- **What you will do**
Extract the full listing below without altering a single character.

- **Records**
Begin

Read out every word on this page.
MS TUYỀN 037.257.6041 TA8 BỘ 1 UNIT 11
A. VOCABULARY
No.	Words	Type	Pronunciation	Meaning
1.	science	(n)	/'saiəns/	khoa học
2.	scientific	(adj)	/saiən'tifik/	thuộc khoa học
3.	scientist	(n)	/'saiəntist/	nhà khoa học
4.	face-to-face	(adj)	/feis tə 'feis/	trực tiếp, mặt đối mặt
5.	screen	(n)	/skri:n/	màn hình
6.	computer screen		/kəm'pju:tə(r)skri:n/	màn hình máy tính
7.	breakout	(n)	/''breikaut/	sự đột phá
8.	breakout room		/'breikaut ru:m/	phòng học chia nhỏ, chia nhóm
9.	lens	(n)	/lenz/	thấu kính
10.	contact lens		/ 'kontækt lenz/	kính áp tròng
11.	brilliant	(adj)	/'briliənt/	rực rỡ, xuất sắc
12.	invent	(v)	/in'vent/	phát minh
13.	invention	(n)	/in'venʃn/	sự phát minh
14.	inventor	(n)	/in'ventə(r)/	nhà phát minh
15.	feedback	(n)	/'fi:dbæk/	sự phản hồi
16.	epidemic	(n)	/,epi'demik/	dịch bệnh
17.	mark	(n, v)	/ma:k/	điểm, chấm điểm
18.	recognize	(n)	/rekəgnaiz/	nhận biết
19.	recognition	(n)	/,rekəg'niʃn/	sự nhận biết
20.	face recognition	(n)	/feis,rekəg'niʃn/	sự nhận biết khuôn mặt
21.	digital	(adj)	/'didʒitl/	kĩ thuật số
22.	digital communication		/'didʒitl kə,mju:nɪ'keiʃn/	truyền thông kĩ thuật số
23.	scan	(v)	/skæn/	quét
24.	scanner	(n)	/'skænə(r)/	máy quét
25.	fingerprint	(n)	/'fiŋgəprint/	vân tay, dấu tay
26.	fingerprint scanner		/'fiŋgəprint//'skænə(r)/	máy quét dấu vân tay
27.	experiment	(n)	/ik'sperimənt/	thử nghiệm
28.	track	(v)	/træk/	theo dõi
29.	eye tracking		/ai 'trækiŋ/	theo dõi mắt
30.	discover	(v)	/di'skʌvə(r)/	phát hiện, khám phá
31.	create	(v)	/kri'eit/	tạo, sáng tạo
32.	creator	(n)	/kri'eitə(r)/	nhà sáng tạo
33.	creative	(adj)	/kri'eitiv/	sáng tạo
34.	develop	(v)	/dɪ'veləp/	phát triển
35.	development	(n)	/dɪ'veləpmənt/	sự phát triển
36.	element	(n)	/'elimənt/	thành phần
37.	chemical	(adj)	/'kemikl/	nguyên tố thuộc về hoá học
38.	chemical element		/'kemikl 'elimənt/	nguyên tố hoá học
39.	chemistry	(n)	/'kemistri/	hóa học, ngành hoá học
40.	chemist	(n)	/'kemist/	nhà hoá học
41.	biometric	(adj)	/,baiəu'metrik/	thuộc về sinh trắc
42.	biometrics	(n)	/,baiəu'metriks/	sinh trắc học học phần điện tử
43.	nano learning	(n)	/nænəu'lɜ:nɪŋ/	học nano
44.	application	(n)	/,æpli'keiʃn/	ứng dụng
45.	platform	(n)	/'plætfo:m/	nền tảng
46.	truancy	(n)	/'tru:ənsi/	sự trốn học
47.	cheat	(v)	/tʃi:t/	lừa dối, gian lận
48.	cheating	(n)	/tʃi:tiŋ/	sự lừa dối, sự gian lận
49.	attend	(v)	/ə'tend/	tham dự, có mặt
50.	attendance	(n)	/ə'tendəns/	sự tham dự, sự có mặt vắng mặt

End

- **Result of this exercise**
Read out every word on this page.
MS TUYỀN 037.257.6041 TA8 BỘ 1 UNIT 11
A. VOCABULARY
No.	Words	Type	Pronunciation	Meaning
1.	science	(n)	/'saiəns/	khoa học
2.	scientific	(adj)	/saiən'tifik/	thuộc khoa học
3.	scientist	(n)	/'saiəntist/	nhà khoa học
4.	face-to-face	(adj)	/feis tə 'feis/	trực tiếp, mặt đối mặt
5.	screen	(n)	/skri:n/	màn hình
6.	computer screen		/kəm'pju:tə(r)skri:n/	màn hình máy tính
7.	breakout	(n)	/''breikaut/	sự đột phá
8.	breakout room		/'breikaut ru:m/	phòng học chia nhỏ, chia nhóm
9.	lens	(n)	/lenz/	thấu kính
10.	contact lens		/ 'kontækt lenz/	kính áp tròng
11.	brilliant	(adj)	/'briliənt/	rực rỡ, xuất sắc
12.	invent	(v)	/in'vent/	phát minh
13.	invention	(n)	/in'venʃn/	sự phát minh
14.	inventor	(n)	/in'ventə(r)/	nhà phát minh
15.	feedback	(n)	/'fi:dbæk/	sự phản hồi
16.	epidemic	(n)	/,epi'demik/	dịch bệnh
17.	mark	(n, v)	/ma:k/	điểm, chấm điểm
18.	recognize	(n)	/rekəgnaiz/	nhận biết
19.	recognition	(n)	/,rekəg'niʃn/	sự nhận biết
20.	face recognition	(n)	/feis,rekəg'niʃn/	sự nhận biết khuôn mặt
21.	digital	(adj)	/'didʒitl/	kĩ thuật số
22.	digital communication		/'didʒitl kə,mju:nɪ'keiʃn/	truyền thông kĩ thuật số
23.	scan	(v)	/skæn/	quét
24.	scanner	(n)	/'skænə(r)/	máy quét
25.	fingerprint	(n)	/'fiŋgəprint/	vân tay, dấu tay
26.	fingerprint scanner		/'fiŋgəprint//'skænə(r)/	máy quét dấu vân tay
27.	experiment	(n)	/ik'sperimənt/	thử nghiệm
28.	track	(v)	/træk/	theo dõi
29.	eye tracking		/ai 'trækiŋ/	theo dõi mắt
30.	discover	(v)	/di'skʌvə(r)/	phát hiện, khám phá
31.	create	(v)	/kri'eit/	tạo, sáng tạo
32.	creator	(n)	/kri'eitə(r)/	nhà sáng tạo
33.	creative	(adj)	/kri'eitiv/	sáng tạo
34.	develop	(v)	/dɪ'veləp/	phát triển
35.	development	(n)	/dɪ'veləpmənt/	sự phát triển
36.	element	(n)	/'elimənt/	thành phần
37.	chemical	(adj)	/'kemikl/	nguyên tố thuộc về hoá học
38.	chemical element		/'kemikl 'elimənt/	nguyên tố hoá học
39.	chemistry	(n)	/'kemistri/	hóa học, ngành hoá học
40.	chemist	(n)	/'kemist/	nhà hoá học
41.	biometric	(adj)	/,baiəu'metrik/	thuộc về sinh trắc
42.	biometrics	(n)	/,baiəu'metriks/	sinh trắc học học phần điện tử
43.	nano learning	(n)	/nænəu'lɜ:nɪŋ/	học nano
44.	application	(n)	/,æpli'keiʃn/	ứng dụng
45.	platform	(n)	/'plætfo:m/	nền tảng
46.	truancy	(n)	/'tru:ənsi/	sự trốn học
47.	cheat	(v)	/tʃi:t/	lừa dối, gian lận
48.	cheating	(n)	/tʃi:tiŋ/	sự lừa dối, sự gian lận
49.	attend	(v)	/ə'tend/	tham dự, có mặt
50.	attendance	(n)	/ə'tendəns/	sự tham dự, sự có mặt vắng mặt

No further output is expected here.